Below are entries to be transcribed exactly; exclude the pictures from the copy.
-.-.-
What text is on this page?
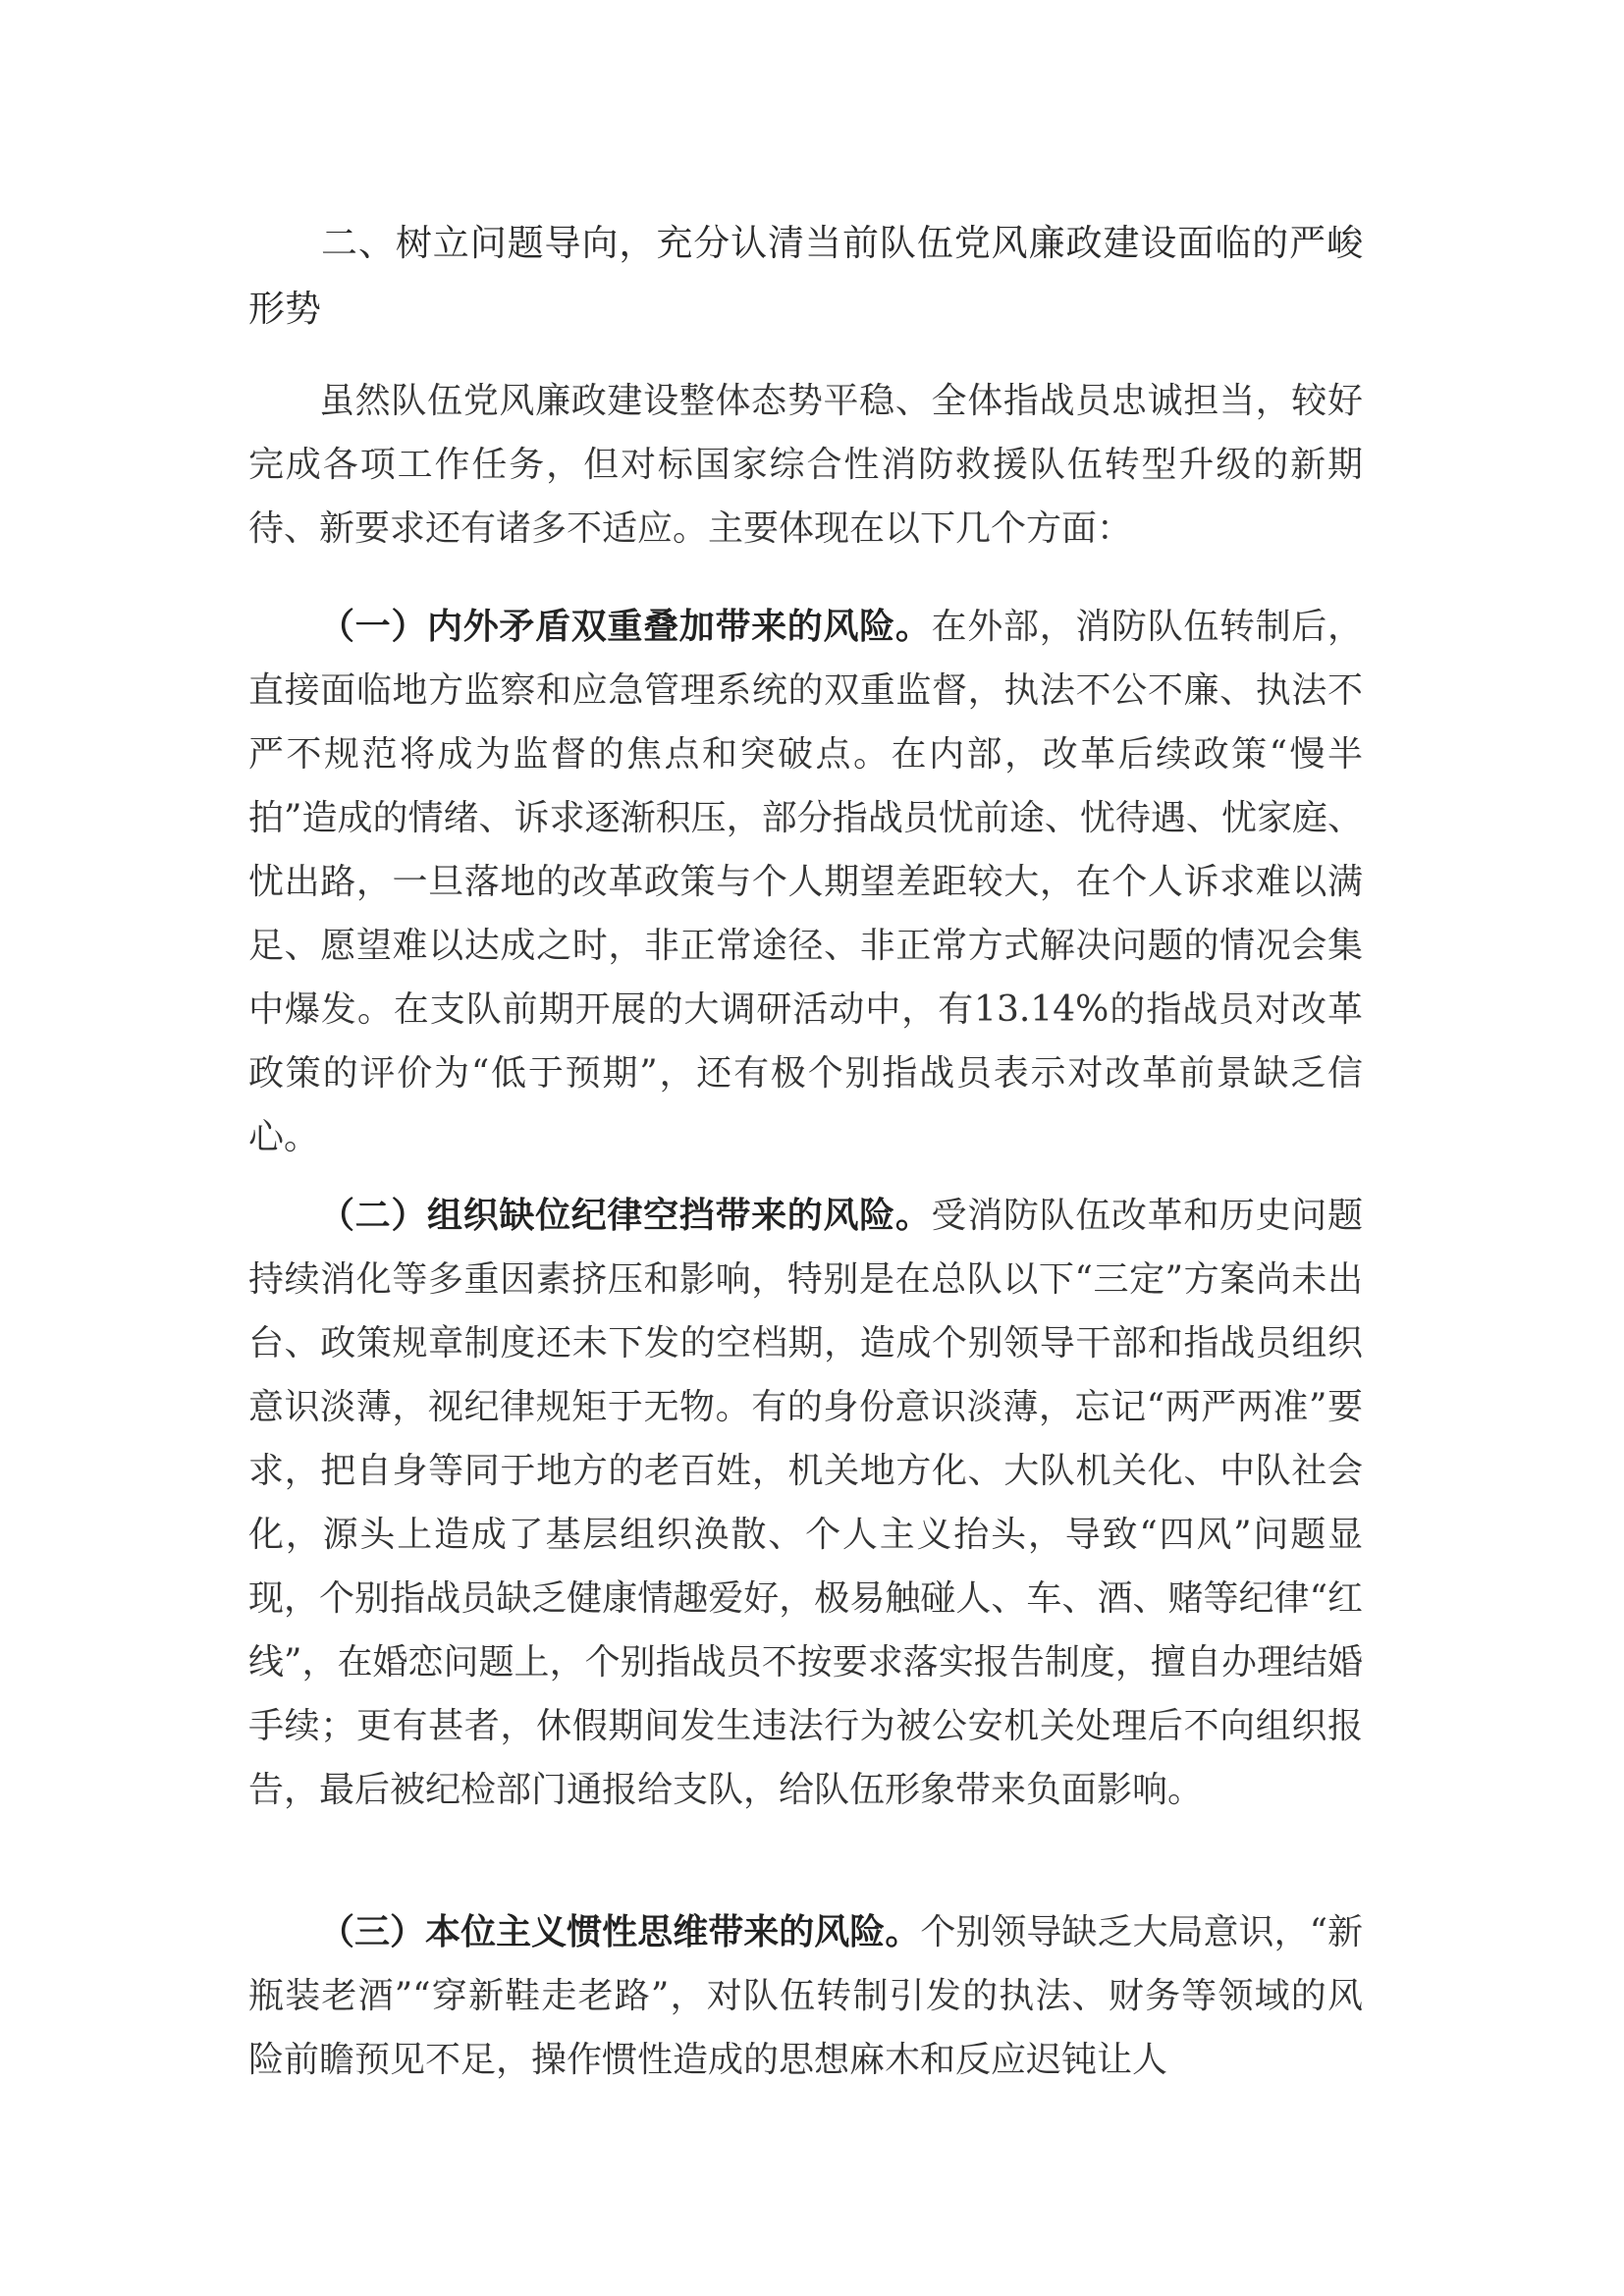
二、树立问题导向，充分认清当前队伍党风廉政建设面临的严峻形势

虽然队伍党风廉政建设整体态势平稳、全体指战员忠诚担当，较好完成各项工作任务，但对标国家综合性消防救援队伍转型升级的新期待、新要求还有诸多不适应。主要体现在以下几个方面：

（一）内外矛盾双重叠加带来的风险。在外部，消防队伍转制后，直接面临地方监察和应急管理系统的双重监督，执法不公不廉、执法不严不规范将成为监督的焦点和突破点。在内部，改革后续政策“慢半拍”造成的情绪、诉求逐渐积压，部分指战员忧前途、忧待遇、忧家庭、忧出路，一旦落地的改革政策与个人期望差距较大，在个人诉求难以满足、愿望难以达成之时，非正常途径、非正常方式解决问题的情况会集中爆发。在支队前期开展的大调研活动中，有13.14%的指战员对改革政策的评价为“低于预期”，还有极个别指战员表示对改革前景缺乏信心。

（二）组织缺位纪律空挡带来的风险。受消防队伍改革和历史问题持续消化等多重因素挤压和影响，特别是在总队以下“三定”方案尚未出台、政策规章制度还未下发的空档期，造成个别领导干部和指战员组织意识淡薄，视纪律规矩于无物。有的身份意识淡薄，忘记“两严两准”要求，把自身等同于地方的老百姓，机关地方化、大队机关化、中队社会化，源头上造成了基层组织涣散、个人主义抬头，导致“四风”问题显现，个别指战员缺乏健康情趣爱好，极易触碰人、车、酒、赌等纪律“红线”，在婚恋问题上，个别指战员不按要求落实报告制度，擅自办理结婚手续；更有甚者，休假期间发生违法行为被公安机关处理后不向组织报告，最后被纪检部门通报给支队，给队伍形象带来负面影响。

（三）本位主义惯性思维带来的风险。个别领导缺乏大局意识，“新瓶装老酒”“穿新鞋走老路”，对队伍转制引发的执法、财务等领域的风险前瞻预见不足，操作惯性造成的思想麻木和反应迟钝让人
-.-.-
** EXERCISE RESPONSE **
What text is on this page?
二、树立问题导向，充分认清当前队伍党风廉政建设面临的严峻形势

虽然队伍党风廉政建设整体态势平稳、全体指战员忠诚担当，较好完成各项工作任务，但对标国家综合性消防救援队伍转型升级的新期待、新要求还有诸多不适应。主要体现在以下几个方面：

（一）内外矛盾双重叠加带来的风险。在外部，消防队伍转制后，直接面临地方监察和应急管理系统的双重监督，执法不公不廉、执法不严不规范将成为监督的焦点和突破点。在内部，改革后续政策“慢半拍”造成的情绪、诉求逐渐积压，部分指战员忧前途、忧待遇、忧家庭、忧出路，一旦落地的改革政策与个人期望差距较大，在个人诉求难以满足、愿望难以达成之时，非正常途径、非正常方式解决问题的情况会集中爆发。在支队前期开展的大调研活动中，有13.14%的指战员对改革政策的评价为“低于预期”，还有极个别指战员表示对改革前景缺乏信心。

（二）组织缺位纪律空挡带来的风险。受消防队伍改革和历史问题持续消化等多重因素挤压和影响，特别是在总队以下“三定”方案尚未出台、政策规章制度还未下发的空档期，造成个别领导干部和指战员组织意识淡薄，视纪律规矩于无物。有的身份意识淡薄，忘记“两严两准”要求，把自身等同于地方的老百姓，机关地方化、大队机关化、中队社会化，源头上造成了基层组织涣散、个人主义抬头，导致“四风”问题显现，个别指战员缺乏健康情趣爱好，极易触碰人、车、酒、赌等纪律“红线”，在婚恋问题上，个别指战员不按要求落实报告制度，擅自办理结婚手续；更有甚者，休假期间发生违法行为被公安机关处理后不向组织报告，最后被纪检部门通报给支队，给队伍形象带来负面影响。

（三）本位主义惯性思维带来的风险。个别领导缺乏大局意识，“新瓶装老酒”“穿新鞋走老路”，对队伍转制引发的执法、财务等领域的风险前瞻预见不足，操作惯性造成的思想麻木和反应迟钝让人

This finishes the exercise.